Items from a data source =
<<<<

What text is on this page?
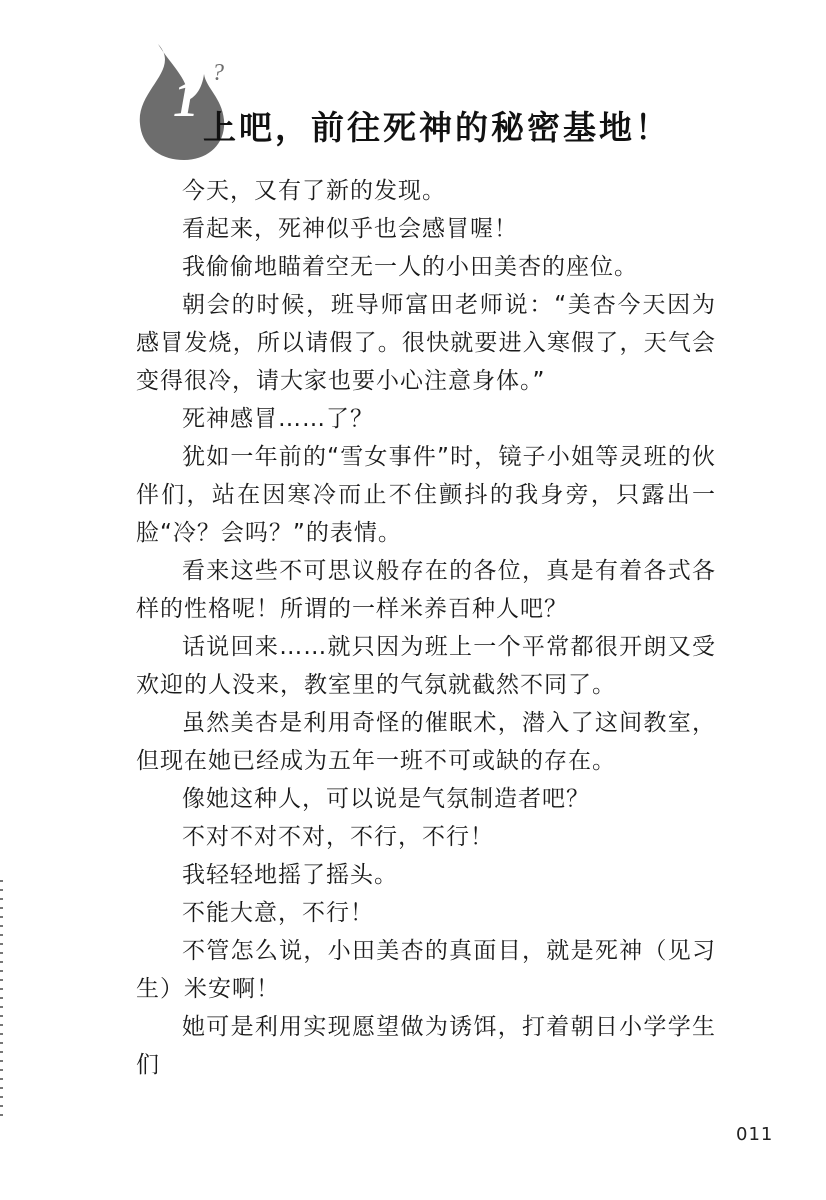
1 ?
上吧，前往死神的秘密基地！

今天，又有了新的发现。

看起来，死神似乎也会感冒喔！

我偷偷地瞄着空无一人的小田美杏的座位。

朝会的时候，班导师富田老师说：“美杏今天因为感冒发烧，所以请假了。很快就要进入寒假了，天气会变得很冷，请大家也要小心注意身体。”

死神感冒……了？

犹如一年前的“雪女事件”时，镜子小姐等灵班的伙伴们，站在因寒冷而止不住颤抖的我身旁，只露出一脸“冷？会吗？”的表情。

看来这些不可思议般存在的各位，真是有着各式各样的性格呢！所谓的一样米养百种人吧？

话说回来……就只因为班上一个平常都很开朗又受欢迎的人没来，教室里的气氛就截然不同了。

虽然美杏是利用奇怪的催眠术，潜入了这间教室，但现在她已经成为五年一班不可或缺的存在。

像她这种人，可以说是气氛制造者吧？

不对不对不对，不行，不行！

我轻轻地摇了摇头。

不能大意，不行！

不管怎么说，小田美杏的真面目，就是死神（见习生）米安啊！

她可是利用实现愿望做为诱饵，打着朝日小学学生们

011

>>>>

Transcribe the material as is, with images omitted.

What text is on this page?
1 ?
上吧，前往死神的秘密基地！

今天，又有了新的发现。

看起来，死神似乎也会感冒喔！

我偷偷地瞄着空无一人的小田美杏的座位。

朝会的时候，班导师富田老师说：“美杏今天因为感冒发烧，所以请假了。很快就要进入寒假了，天气会变得很冷，请大家也要小心注意身体。”

死神感冒……了？

犹如一年前的“雪女事件”时，镜子小姐等灵班的伙伴们，站在因寒冷而止不住颤抖的我身旁，只露出一脸“冷？会吗？”的表情。

看来这些不可思议般存在的各位，真是有着各式各样的性格呢！所谓的一样米养百种人吧？

话说回来……就只因为班上一个平常都很开朗又受欢迎的人没来，教室里的气氛就截然不同了。

虽然美杏是利用奇怪的催眠术，潜入了这间教室，但现在她已经成为五年一班不可或缺的存在。

像她这种人，可以说是气氛制造者吧？

不对不对不对，不行，不行！

我轻轻地摇了摇头。

不能大意，不行！

不管怎么说，小田美杏的真面目，就是死神（见习生）米安啊！

她可是利用实现愿望做为诱饵，打着朝日小学学生们

011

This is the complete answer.